Every line that holds "бесплатно" should be shown.
::::
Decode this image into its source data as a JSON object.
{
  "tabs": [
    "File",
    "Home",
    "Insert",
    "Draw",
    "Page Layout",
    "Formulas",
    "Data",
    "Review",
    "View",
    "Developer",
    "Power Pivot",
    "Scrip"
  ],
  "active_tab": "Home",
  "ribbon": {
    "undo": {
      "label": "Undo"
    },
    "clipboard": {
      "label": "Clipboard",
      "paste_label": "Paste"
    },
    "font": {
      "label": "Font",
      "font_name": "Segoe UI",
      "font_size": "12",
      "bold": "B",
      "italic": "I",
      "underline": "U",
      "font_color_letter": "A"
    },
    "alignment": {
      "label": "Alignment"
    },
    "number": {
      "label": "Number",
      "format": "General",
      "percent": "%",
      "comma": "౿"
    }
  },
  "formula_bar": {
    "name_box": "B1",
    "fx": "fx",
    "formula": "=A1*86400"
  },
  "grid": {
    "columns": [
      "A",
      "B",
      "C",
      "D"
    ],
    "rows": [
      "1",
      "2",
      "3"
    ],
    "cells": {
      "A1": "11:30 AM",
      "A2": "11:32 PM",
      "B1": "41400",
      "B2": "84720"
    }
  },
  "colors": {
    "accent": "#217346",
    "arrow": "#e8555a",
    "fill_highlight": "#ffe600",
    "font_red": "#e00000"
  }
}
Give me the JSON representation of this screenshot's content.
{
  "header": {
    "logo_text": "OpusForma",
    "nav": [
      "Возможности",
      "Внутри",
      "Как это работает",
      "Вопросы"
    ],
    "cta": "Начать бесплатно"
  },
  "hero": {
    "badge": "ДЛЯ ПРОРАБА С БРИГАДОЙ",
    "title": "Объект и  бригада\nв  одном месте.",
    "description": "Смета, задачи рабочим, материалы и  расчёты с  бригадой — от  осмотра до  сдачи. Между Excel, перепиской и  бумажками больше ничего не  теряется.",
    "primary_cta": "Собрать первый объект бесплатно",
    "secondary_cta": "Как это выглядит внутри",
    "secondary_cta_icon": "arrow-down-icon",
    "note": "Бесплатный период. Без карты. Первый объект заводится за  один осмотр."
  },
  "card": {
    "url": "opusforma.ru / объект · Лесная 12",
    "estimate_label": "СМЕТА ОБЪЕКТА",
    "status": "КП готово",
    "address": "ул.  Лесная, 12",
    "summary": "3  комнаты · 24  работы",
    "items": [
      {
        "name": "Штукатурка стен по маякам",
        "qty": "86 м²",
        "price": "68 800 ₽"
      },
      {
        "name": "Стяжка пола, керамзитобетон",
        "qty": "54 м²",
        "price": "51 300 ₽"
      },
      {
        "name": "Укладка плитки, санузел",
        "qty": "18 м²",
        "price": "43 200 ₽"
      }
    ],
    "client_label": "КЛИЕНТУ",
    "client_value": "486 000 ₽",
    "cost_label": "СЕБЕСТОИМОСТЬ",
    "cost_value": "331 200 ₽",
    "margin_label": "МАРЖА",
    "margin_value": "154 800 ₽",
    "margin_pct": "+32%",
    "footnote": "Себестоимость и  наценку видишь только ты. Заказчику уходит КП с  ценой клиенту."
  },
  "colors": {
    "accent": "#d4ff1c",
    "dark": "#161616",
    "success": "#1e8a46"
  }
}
::::
- [RESULT OF THIS TASK]
    "cta": "Начать бесплатно"
    "primary_cta": "Собрать первый объект бесплатно",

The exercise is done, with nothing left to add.